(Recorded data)
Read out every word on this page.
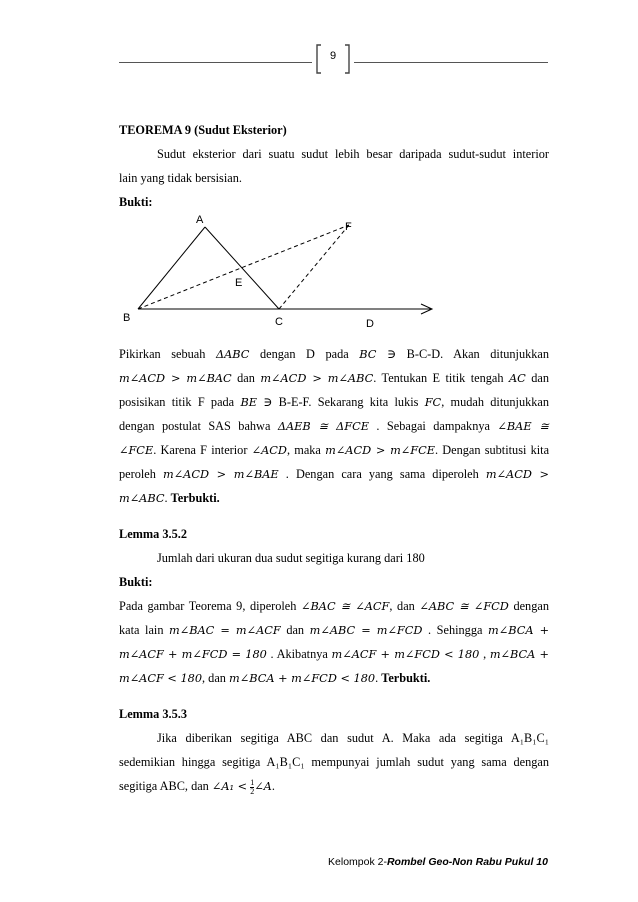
9
TEOREMA 9 (Sudut Eksterior)
Sudut eksterior dari suatu sudut lebih besar daripada sudut-sudut interior
lain yang tidak bersisian.
Bukti:
A
B	C	D
E
F
Pikirkan sebuah ΔABC dengan D pada BC ∋ B-C-D. Akan ditunjukkan
m∠ACD > m∠BAC dan m∠ACD > m∠ABC. Tentukan E titik tengah AC dan
posisikan titik F pada BE ∋ B-E-F. Sekarang kita lukis FC, mudah ditunjukkan
dengan postulat SAS bahwa ΔAEB ≅ ΔFCE . Sebagai dampaknya ∠BAE ≅
∠FCE. Karena F interior ∠ACD, maka m∠ACD > m∠FCE. Dengan subtitusi kita
peroleh m∠ACD > m∠BAE . Dengan cara yang sama diperoleh m∠ACD >
m∠ABC. Terbukti.
Lemma 3.5.2
Jumlah dari ukuran dua sudut segitiga kurang dari 180
Bukti:
Pada gambar Teorema 9, diperoleh ∠BAC ≅ ∠ACF, dan ∠ABC ≅ ∠FCD dengan
kata lain m∠BAC = m∠ACF dan m∠ABC = m∠FCD . Sehingga m∠BCA +
m∠ACF + m∠FCD = 180 . Akibatnya m∠ACF + m∠FCD < 180 , m∠BCA +
m∠ACF < 180, dan m∠BCA + m∠FCD < 180. Terbukti.
Lemma 3.5.3
Jika diberikan segitiga ABC dan sudut A. Maka ada segitiga A₁B₁C₁
sedemikian hingga segitiga A₁B₁C₁ mempunyai jumlah sudut yang sama dengan
segitiga ABC, dan ∠A₁ < $\frac{1}{2}$ ∠A.
Kelompok 2-Rombel Geo-Non Rabu Pukul 10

> [What you need to do] Skip the images and write out the rest of the listing exactly.

> [Answer in full]
Read out every word on this page.
9
TEOREMA 9 (Sudut Eksterior)
Sudut eksterior dari suatu sudut lebih besar daripada sudut-sudut interior
lain yang tidak bersisian.
Bukti:
A
B	C	D
E
F
Pikirkan sebuah ΔABC dengan D pada BC ∋ B-C-D. Akan ditunjukkan
m∠ACD > m∠BAC dan m∠ACD > m∠ABC. Tentukan E titik tengah AC dan
posisikan titik F pada BE ∋ B-E-F. Sekarang kita lukis FC, mudah ditunjukkan
dengan postulat SAS bahwa ΔAEB ≅ ΔFCE . Sebagai dampaknya ∠BAE ≅
∠FCE. Karena F interior ∠ACD, maka m∠ACD > m∠FCE. Dengan subtitusi kita
peroleh m∠ACD > m∠BAE . Dengan cara yang sama diperoleh m∠ACD >
m∠ABC. Terbukti.
Lemma 3.5.2
Jumlah dari ukuran dua sudut segitiga kurang dari 180
Bukti:
Pada gambar Teorema 9, diperoleh ∠BAC ≅ ∠ACF, dan ∠ABC ≅ ∠FCD dengan
kata lain m∠BAC = m∠ACF dan m∠ABC = m∠FCD . Sehingga m∠BCA +
m∠ACF + m∠FCD = 180 . Akibatnya m∠ACF + m∠FCD < 180 , m∠BCA +
m∠ACF < 180, dan m∠BCA + m∠FCD < 180. Terbukti.
Lemma 3.5.3
Jika diberikan segitiga ABC dan sudut A. Maka ada segitiga A₁B₁C₁
sedemikian hingga segitiga A₁B₁C₁ mempunyai jumlah sudut yang sama dengan
segitiga ABC, dan ∠A₁ < $\frac{1}{2}$ ∠A.
Kelompok 2-Rombel Geo-Non Rabu Pukul 10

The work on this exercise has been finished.